━━━ Records for the task ━━━
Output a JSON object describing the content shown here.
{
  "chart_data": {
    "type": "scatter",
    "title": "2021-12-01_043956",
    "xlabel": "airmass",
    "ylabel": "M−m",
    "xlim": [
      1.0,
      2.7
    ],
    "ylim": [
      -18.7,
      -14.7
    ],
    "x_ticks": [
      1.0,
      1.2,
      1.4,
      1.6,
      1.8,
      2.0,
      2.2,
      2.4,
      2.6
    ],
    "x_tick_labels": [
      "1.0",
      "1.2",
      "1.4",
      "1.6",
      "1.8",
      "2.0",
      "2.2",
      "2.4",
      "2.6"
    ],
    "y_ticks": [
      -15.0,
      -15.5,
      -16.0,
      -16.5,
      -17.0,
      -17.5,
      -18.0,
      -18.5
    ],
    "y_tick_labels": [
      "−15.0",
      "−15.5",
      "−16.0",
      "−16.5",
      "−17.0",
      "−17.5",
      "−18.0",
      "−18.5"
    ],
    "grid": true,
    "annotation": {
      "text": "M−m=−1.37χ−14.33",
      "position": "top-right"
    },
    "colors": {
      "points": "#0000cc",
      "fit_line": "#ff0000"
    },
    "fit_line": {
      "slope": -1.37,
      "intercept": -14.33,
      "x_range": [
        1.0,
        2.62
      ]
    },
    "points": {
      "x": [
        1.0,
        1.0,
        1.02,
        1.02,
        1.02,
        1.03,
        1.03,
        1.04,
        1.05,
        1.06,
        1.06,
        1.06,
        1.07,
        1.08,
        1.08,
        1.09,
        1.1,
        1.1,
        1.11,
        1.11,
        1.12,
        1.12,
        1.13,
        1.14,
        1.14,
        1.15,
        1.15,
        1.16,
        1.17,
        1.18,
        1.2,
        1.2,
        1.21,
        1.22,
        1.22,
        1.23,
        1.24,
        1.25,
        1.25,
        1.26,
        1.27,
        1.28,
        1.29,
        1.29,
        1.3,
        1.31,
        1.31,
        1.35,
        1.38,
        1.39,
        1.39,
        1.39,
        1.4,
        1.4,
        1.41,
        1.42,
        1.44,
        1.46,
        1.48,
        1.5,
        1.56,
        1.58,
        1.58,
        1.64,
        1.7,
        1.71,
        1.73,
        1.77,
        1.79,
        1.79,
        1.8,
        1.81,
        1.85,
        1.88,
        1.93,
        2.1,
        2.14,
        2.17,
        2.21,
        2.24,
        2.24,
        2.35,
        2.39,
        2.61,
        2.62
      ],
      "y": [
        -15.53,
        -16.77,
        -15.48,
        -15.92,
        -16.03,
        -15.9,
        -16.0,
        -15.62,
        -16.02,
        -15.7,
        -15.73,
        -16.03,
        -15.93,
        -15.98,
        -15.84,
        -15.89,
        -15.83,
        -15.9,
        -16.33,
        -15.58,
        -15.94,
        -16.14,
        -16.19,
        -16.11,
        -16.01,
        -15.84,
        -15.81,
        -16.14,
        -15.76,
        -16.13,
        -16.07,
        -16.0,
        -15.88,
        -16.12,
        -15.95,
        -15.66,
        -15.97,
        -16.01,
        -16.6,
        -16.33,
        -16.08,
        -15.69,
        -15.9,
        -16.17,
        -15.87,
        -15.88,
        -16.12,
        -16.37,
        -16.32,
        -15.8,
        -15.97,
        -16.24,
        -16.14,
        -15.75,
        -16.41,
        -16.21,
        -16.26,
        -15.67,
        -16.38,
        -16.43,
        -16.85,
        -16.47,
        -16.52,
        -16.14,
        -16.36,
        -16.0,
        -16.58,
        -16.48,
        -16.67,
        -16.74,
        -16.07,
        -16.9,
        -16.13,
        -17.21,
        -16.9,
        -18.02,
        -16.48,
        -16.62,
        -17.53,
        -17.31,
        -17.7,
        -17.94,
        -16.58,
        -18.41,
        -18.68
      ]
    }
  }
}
━━━
▶ Your goal: Output all of the data above without any alteration.

▶ Response to this task:
Output a JSON object describing the content shown here.
{
  "chart_data": {
    "type": "scatter",
    "title": "2021-12-01_043956",
    "xlabel": "airmass",
    "ylabel": "M−m",
    "xlim": [
      1.0,
      2.7
    ],
    "ylim": [
      -18.7,
      -14.7
    ],
    "x_ticks": [
      1.0,
      1.2,
      1.4,
      1.6,
      1.8,
      2.0,
      2.2,
      2.4,
      2.6
    ],
    "x_tick_labels": [
      "1.0",
      "1.2",
      "1.4",
      "1.6",
      "1.8",
      "2.0",
      "2.2",
      "2.4",
      "2.6"
    ],
    "y_ticks": [
      -15.0,
      -15.5,
      -16.0,
      -16.5,
      -17.0,
      -17.5,
      -18.0,
      -18.5
    ],
    "y_tick_labels": [
      "−15.0",
      "−15.5",
      "−16.0",
      "−16.5",
      "−17.0",
      "−17.5",
      "−18.0",
      "−18.5"
    ],
    "grid": true,
    "annotation": {
      "text": "M−m=−1.37χ−14.33",
      "position": "top-right"
    },
    "colors": {
      "points": "#0000cc",
      "fit_line": "#ff0000"
    },
    "fit_line": {
      "slope": -1.37,
      "intercept": -14.33,
      "x_range": [
        1.0,
        2.62
      ]
    },
    "points": {
      "x": [
        1.0,
        1.0,
        1.02,
        1.02,
        1.02,
        1.03,
        1.03,
        1.04,
        1.05,
        1.06,
        1.06,
        1.06,
        1.07,
        1.08,
        1.08,
        1.09,
        1.1,
        1.1,
        1.11,
        1.11,
        1.12,
        1.12,
        1.13,
        1.14,
        1.14,
        1.15,
        1.15,
        1.16,
        1.17,
        1.18,
        1.2,
        1.2,
        1.21,
        1.22,
        1.22,
        1.23,
        1.24,
        1.25,
        1.25,
        1.26,
        1.27,
        1.28,
        1.29,
        1.29,
        1.3,
        1.31,
        1.31,
        1.35,
        1.38,
        1.39,
        1.39,
        1.39,
        1.4,
        1.4,
        1.41,
        1.42,
        1.44,
        1.46,
        1.48,
        1.5,
        1.56,
        1.58,
        1.58,
        1.64,
        1.7,
        1.71,
        1.73,
        1.77,
        1.79,
        1.79,
        1.8,
        1.81,
        1.85,
        1.88,
        1.93,
        2.1,
        2.14,
        2.17,
        2.21,
        2.24,
        2.24,
        2.35,
        2.39,
        2.61,
        2.62
      ],
      "y": [
        -15.53,
        -16.77,
        -15.48,
        -15.92,
        -16.03,
        -15.9,
        -16.0,
        -15.62,
        -16.02,
        -15.7,
        -15.73,
        -16.03,
        -15.93,
        -15.98,
        -15.84,
        -15.89,
        -15.83,
        -15.9,
        -16.33,
        -15.58,
        -15.94,
        -16.14,
        -16.19,
        -16.11,
        -16.01,
        -15.84,
        -15.81,
        -16.14,
        -15.76,
        -16.13,
        -16.07,
        -16.0,
        -15.88,
        -16.12,
        -15.95,
        -15.66,
        -15.97,
        -16.01,
        -16.6,
        -16.33,
        -16.08,
        -15.69,
        -15.9,
        -16.17,
        -15.87,
        -15.88,
        -16.12,
        -16.37,
        -16.32,
        -15.8,
        -15.97,
        -16.24,
        -16.14,
        -15.75,
        -16.41,
        -16.21,
        -16.26,
        -15.67,
        -16.38,
        -16.43,
        -16.85,
        -16.47,
        -16.52,
        -16.14,
        -16.36,
        -16.0,
        -16.58,
        -16.48,
        -16.67,
        -16.74,
        -16.07,
        -16.9,
        -16.13,
        -17.21,
        -16.9,
        -18.02,
        -16.48,
        -16.62,
        -17.53,
        -17.31,
        -17.7,
        -17.94,
        -16.58,
        -18.41,
        -18.68
      ]
    }
  }
}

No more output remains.